Work to complete ::
Extract every line from the records below that contains the word "voir".

(Entries with figure data)
━━━━━━

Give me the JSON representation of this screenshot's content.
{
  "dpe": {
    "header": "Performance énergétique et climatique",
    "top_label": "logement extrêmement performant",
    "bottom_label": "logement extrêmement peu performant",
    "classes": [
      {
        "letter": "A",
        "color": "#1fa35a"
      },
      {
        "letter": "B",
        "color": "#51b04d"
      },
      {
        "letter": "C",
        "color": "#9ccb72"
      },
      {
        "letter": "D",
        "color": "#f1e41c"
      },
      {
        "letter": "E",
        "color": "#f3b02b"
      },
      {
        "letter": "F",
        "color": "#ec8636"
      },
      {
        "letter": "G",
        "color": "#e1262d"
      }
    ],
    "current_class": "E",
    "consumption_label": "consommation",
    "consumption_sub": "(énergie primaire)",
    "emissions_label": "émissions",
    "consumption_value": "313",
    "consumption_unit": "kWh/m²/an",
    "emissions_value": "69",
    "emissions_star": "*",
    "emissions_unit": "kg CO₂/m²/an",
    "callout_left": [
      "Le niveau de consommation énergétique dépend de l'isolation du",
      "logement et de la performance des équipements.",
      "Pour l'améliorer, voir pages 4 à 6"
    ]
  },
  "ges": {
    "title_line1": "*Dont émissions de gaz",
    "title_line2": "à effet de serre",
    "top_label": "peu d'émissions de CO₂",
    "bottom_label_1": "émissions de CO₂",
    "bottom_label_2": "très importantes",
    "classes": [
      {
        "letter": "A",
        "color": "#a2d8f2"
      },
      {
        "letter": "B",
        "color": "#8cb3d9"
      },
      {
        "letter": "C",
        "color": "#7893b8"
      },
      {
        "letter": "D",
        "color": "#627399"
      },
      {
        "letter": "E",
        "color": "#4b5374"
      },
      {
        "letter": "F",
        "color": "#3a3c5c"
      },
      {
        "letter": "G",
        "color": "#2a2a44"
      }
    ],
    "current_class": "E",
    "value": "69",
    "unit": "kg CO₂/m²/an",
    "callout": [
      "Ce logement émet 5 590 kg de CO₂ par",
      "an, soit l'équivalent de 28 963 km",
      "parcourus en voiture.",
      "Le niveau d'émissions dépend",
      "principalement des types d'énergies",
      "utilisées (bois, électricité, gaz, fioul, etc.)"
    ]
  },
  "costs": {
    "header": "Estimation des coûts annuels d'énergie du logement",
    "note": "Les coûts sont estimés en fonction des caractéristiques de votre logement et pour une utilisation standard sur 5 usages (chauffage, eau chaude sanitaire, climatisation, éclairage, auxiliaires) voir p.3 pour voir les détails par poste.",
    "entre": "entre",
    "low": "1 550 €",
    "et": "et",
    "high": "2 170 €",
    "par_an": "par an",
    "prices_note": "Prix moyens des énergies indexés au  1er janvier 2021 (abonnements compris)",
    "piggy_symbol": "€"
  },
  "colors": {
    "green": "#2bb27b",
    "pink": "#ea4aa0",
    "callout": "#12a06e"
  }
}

━━━━━━

Solution for this problem ::
      "Pour l'améliorer, voir pages 4 à 6"
    "note": "Les coûts sont estimés en fonction des caractéristiques de votre logement et pour une utilisation standard sur 5 usages (chauffage, eau chaude sanitaire, climatisation, éclairage, auxiliaires) voir p.3 pour voir les détails par poste.",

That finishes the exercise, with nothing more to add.